#### Record extracts ####

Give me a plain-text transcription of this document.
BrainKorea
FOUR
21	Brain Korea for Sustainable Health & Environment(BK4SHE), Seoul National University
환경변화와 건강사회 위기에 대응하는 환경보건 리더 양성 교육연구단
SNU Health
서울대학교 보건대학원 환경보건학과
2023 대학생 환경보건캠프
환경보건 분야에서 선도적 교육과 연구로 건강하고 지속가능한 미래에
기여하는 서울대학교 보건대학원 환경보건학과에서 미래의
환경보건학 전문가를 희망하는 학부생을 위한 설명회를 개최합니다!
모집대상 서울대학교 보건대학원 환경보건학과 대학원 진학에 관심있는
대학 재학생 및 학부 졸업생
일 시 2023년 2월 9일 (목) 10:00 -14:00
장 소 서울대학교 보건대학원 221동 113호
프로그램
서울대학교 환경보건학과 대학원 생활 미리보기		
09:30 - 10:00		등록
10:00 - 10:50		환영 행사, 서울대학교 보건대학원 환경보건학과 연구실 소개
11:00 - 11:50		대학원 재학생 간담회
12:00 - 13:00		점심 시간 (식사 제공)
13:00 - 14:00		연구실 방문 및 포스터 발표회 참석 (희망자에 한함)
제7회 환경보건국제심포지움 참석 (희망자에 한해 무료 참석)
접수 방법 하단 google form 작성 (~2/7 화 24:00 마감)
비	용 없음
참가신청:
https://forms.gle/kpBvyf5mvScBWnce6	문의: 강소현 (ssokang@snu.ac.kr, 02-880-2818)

####

◆ **The task**
Search the data for the string "서울대학교". List each line that has it.

◆ **Full solution**
서울대학교 보건대학원 환경보건학과
기여하는 서울대학교 보건대학원 환경보건학과에서 미래의
모집대상 서울대학교 보건대학원 환경보건학과 대학원 진학에 관심있는
장 소 서울대학교 보건대학원 221동 113호
서울대학교 환경보건학과 대학원 생활 미리보기		
10:00 - 10:50		환영 행사, 서울대학교 보건대학원 환경보건학과 연구실 소개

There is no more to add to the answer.